Excerpts from a figure dataset:

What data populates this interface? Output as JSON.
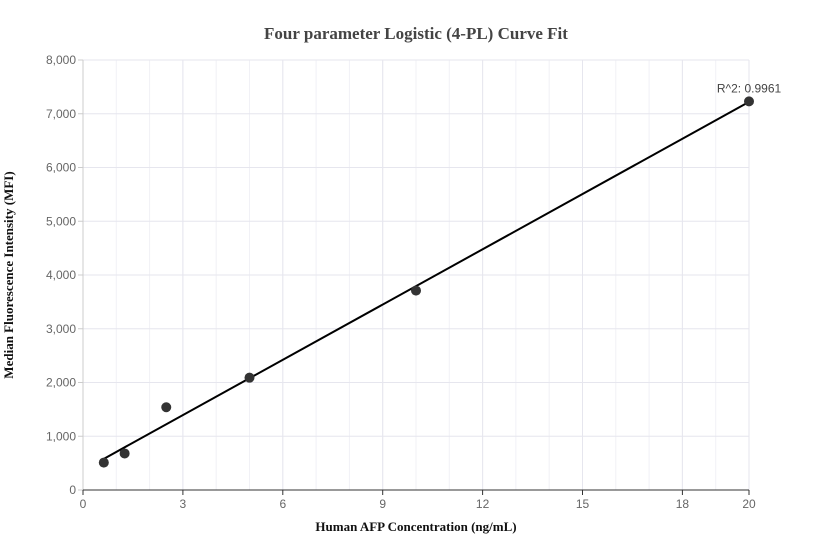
{
  "chart_data": {
    "type": "scatter",
    "title": "Four parameter Logistic (4-PL) Curve Fit",
    "xlabel": "Human AFP Concentration (ng/mL)",
    "ylabel": "Median Fluorescence Intensity (MFI)",
    "xlim": [
      0,
      20
    ],
    "ylim": [
      0,
      8000
    ],
    "x_ticks": [
      0,
      3,
      6,
      9,
      12,
      15,
      18,
      20
    ],
    "y_ticks": [
      0,
      1000,
      2000,
      3000,
      4000,
      5000,
      6000,
      7000,
      8000
    ],
    "x_tick_labels": [
      "0",
      "3",
      "6",
      "9",
      "12",
      "15",
      "18",
      "20"
    ],
    "y_tick_labels": [
      "0",
      "1,000",
      "2,000",
      "3,000",
      "4,000",
      "5,000",
      "6,000",
      "7,000",
      "8,000"
    ],
    "grid": true,
    "series": [
      {
        "kind": "points",
        "x": [
          0.625,
          1.25,
          2.5,
          5,
          10,
          20
        ],
        "y": [
          510,
          680,
          1540,
          2090,
          3710,
          7230
        ]
      },
      {
        "kind": "fit-line",
        "x": [
          0.625,
          20
        ],
        "y": [
          580,
          7220
        ]
      }
    ],
    "annotations": [
      {
        "text": "R^2: 0.9961",
        "x": 20,
        "y": 7230
      }
    ],
    "colors": {
      "points": "#333333",
      "line": "#000000",
      "grid": "#e6e6ee",
      "axis": "#cccccc"
    }
  }
}
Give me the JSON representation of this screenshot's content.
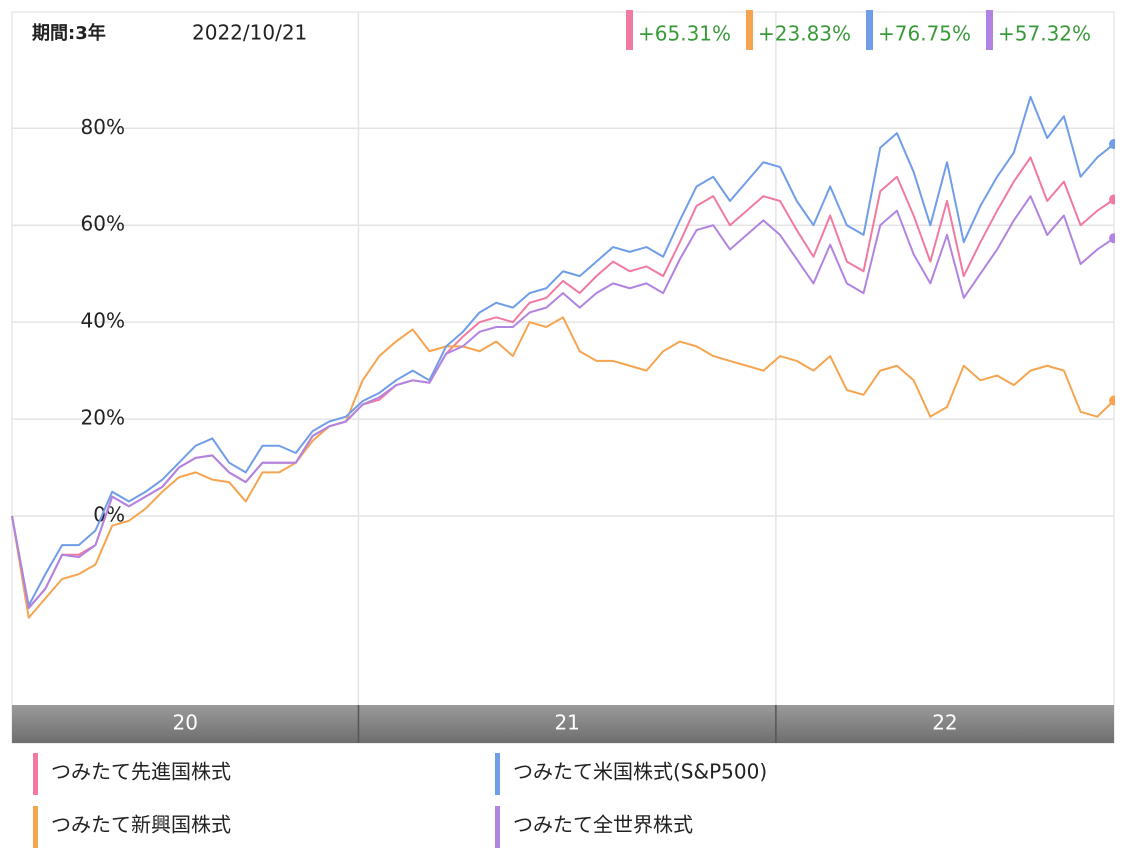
{
  "chart_data": {
    "type": "line",
    "period_label": "期間:3年",
    "date": "2022/10/21",
    "categories": [
      "20",
      "21",
      "22"
    ],
    "xlim": [
      20.17,
      22.81
    ],
    "xticks": [
      21,
      22
    ],
    "ylim": [
      -39,
      104
    ],
    "yticks": [
      {
        "value": 0,
        "label": "0%"
      },
      {
        "value": 20,
        "label": "20%"
      },
      {
        "value": 40,
        "label": "40%"
      },
      {
        "value": 60,
        "label": "60%"
      },
      {
        "value": 80,
        "label": "80%"
      }
    ],
    "grid": true,
    "x": [
      20.17,
      20.21,
      20.25,
      20.29,
      20.33,
      20.37,
      20.41,
      20.45,
      20.49,
      20.53,
      20.57,
      20.61,
      20.65,
      20.69,
      20.73,
      20.77,
      20.81,
      20.85,
      20.89,
      20.93,
      20.97,
      21.01,
      21.05,
      21.09,
      21.13,
      21.17,
      21.21,
      21.25,
      21.29,
      21.33,
      21.37,
      21.41,
      21.45,
      21.49,
      21.53,
      21.57,
      21.61,
      21.65,
      21.69,
      21.73,
      21.77,
      21.81,
      21.85,
      21.89,
      21.93,
      21.97,
      22.01,
      22.05,
      22.09,
      22.13,
      22.17,
      22.21,
      22.25,
      22.29,
      22.33,
      22.37,
      22.41,
      22.45,
      22.49,
      22.53,
      22.57,
      22.61,
      22.65,
      22.69,
      22.73,
      22.77,
      22.81
    ],
    "series": [
      {
        "name": "つみたて先進国株式",
        "color": "#f07aa0",
        "values": [
          0,
          -19,
          -15,
          -8,
          -8,
          -6,
          4,
          2,
          4,
          6,
          10,
          12,
          12.5,
          9,
          7,
          11,
          11,
          11,
          16.5,
          18.5,
          19.5,
          23,
          24,
          27,
          28,
          27.5,
          33.5,
          37,
          40,
          41,
          40,
          44,
          45,
          48.5,
          46,
          49.5,
          52.5,
          50.5,
          51.5,
          49.5,
          56.5,
          64,
          66,
          60,
          63,
          66,
          65,
          59,
          53.5,
          62,
          52.5,
          50.5,
          67,
          70,
          62,
          52.5,
          65,
          49.5,
          56.5,
          63,
          69,
          74,
          65,
          69,
          60,
          63,
          65.31
        ],
        "value_labels": [
          null,
          null,
          null,
          null,
          null,
          null,
          null,
          null,
          null,
          null,
          null,
          null,
          null,
          null,
          null,
          null,
          null,
          null,
          null,
          null,
          null,
          null,
          null,
          null,
          null,
          null,
          null,
          null,
          null,
          null,
          null,
          null,
          null,
          null,
          null,
          null,
          null,
          null,
          null,
          null,
          null,
          null,
          null,
          null,
          null,
          null,
          null,
          null,
          null,
          null,
          null,
          null,
          null,
          null,
          null,
          null,
          null,
          null,
          null,
          null,
          null,
          null,
          null,
          null,
          null,
          null,
          "+65.31%"
        ]
      },
      {
        "name": "つみたて新興国株式",
        "color": "#f5a550",
        "values": [
          0,
          -21,
          -17,
          -13,
          -12,
          -10,
          -2,
          -1,
          1.5,
          5,
          8,
          9,
          7.5,
          7,
          3,
          9,
          9,
          11,
          15.5,
          18.5,
          19.5,
          28,
          33,
          36,
          38.5,
          34,
          35,
          35,
          34,
          36,
          33,
          40,
          39,
          41,
          34,
          32,
          32,
          31,
          30,
          34,
          36,
          35,
          33,
          32,
          31,
          30,
          33,
          32,
          30,
          33,
          26,
          25,
          30,
          31,
          28,
          20.5,
          22.5,
          31,
          28,
          29,
          27,
          30,
          31,
          30,
          21.5,
          20.5,
          23.83
        ],
        "value_labels": [
          null,
          null,
          null,
          null,
          null,
          null,
          null,
          null,
          null,
          null,
          null,
          null,
          null,
          null,
          null,
          null,
          null,
          null,
          null,
          null,
          null,
          null,
          null,
          null,
          null,
          null,
          null,
          null,
          null,
          null,
          null,
          null,
          null,
          null,
          null,
          null,
          null,
          null,
          null,
          null,
          null,
          null,
          null,
          null,
          null,
          null,
          null,
          null,
          null,
          null,
          null,
          null,
          null,
          null,
          null,
          null,
          null,
          null,
          null,
          null,
          null,
          null,
          null,
          null,
          null,
          null,
          "+23.83%"
        ]
      },
      {
        "name": "つみたて米国株式(S&P500)",
        "color": "#6f9de8",
        "values": [
          0,
          -18.5,
          -12,
          -6,
          -6,
          -3,
          5,
          3,
          5,
          7.5,
          11,
          14.5,
          16,
          11,
          9,
          14.5,
          14.5,
          13,
          17.5,
          19.5,
          20.5,
          23.7,
          25.4,
          28,
          30,
          28,
          35,
          38,
          42,
          44,
          43,
          46,
          47,
          50.5,
          49.5,
          52.5,
          55.5,
          54.5,
          55.5,
          53.5,
          61,
          68,
          70,
          65,
          69,
          73,
          72,
          65,
          60,
          68,
          60,
          58,
          76,
          79,
          71,
          60,
          73,
          56.5,
          64,
          70,
          75,
          86.5,
          78,
          82.5,
          70,
          74,
          76.75
        ],
        "value_labels": [
          null,
          null,
          null,
          null,
          null,
          null,
          null,
          null,
          null,
          null,
          null,
          null,
          null,
          null,
          null,
          null,
          null,
          null,
          null,
          null,
          null,
          null,
          null,
          null,
          null,
          null,
          null,
          null,
          null,
          null,
          null,
          null,
          null,
          null,
          null,
          null,
          null,
          null,
          null,
          null,
          null,
          null,
          null,
          null,
          null,
          null,
          null,
          null,
          null,
          null,
          null,
          null,
          null,
          null,
          null,
          null,
          null,
          null,
          null,
          null,
          null,
          null,
          null,
          null,
          null,
          null,
          "+76.75%"
        ]
      },
      {
        "name": "つみたて全世界株式",
        "color": "#b084e0",
        "values": [
          0,
          -19,
          -15,
          -8,
          -8.5,
          -6,
          4,
          2,
          4,
          6,
          10,
          12,
          12.5,
          9,
          7,
          11,
          11,
          11,
          16.5,
          18.5,
          19.5,
          23,
          24.5,
          27,
          28,
          27.5,
          33.5,
          35,
          38,
          39,
          39,
          42,
          43,
          46,
          43,
          46,
          48,
          47,
          48,
          46,
          53,
          59,
          60,
          55,
          58,
          61,
          58,
          53,
          48,
          56,
          48,
          46,
          60,
          63,
          54,
          48,
          58,
          45,
          50,
          55,
          61,
          66,
          58,
          62,
          52,
          55,
          57.32
        ],
        "value_labels": [
          null,
          null,
          null,
          null,
          null,
          null,
          null,
          null,
          null,
          null,
          null,
          null,
          null,
          null,
          null,
          null,
          null,
          null,
          null,
          null,
          null,
          null,
          null,
          null,
          null,
          null,
          null,
          null,
          null,
          null,
          null,
          null,
          null,
          null,
          null,
          null,
          null,
          null,
          null,
          null,
          null,
          null,
          null,
          null,
          null,
          null,
          null,
          null,
          null,
          null,
          null,
          null,
          null,
          null,
          null,
          null,
          null,
          null,
          null,
          null,
          null,
          null,
          null,
          null,
          null,
          null,
          "+57.32%"
        ]
      }
    ],
    "value_label_color": "#3a9a3a"
  }
}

# [THE PROBLEM]
Read the entries and show each line that mentions "this".

# [PROBLEM SOLUTION]
What data populates this interface? Output as JSON.
Give me the JSON representation of this screenshot's content.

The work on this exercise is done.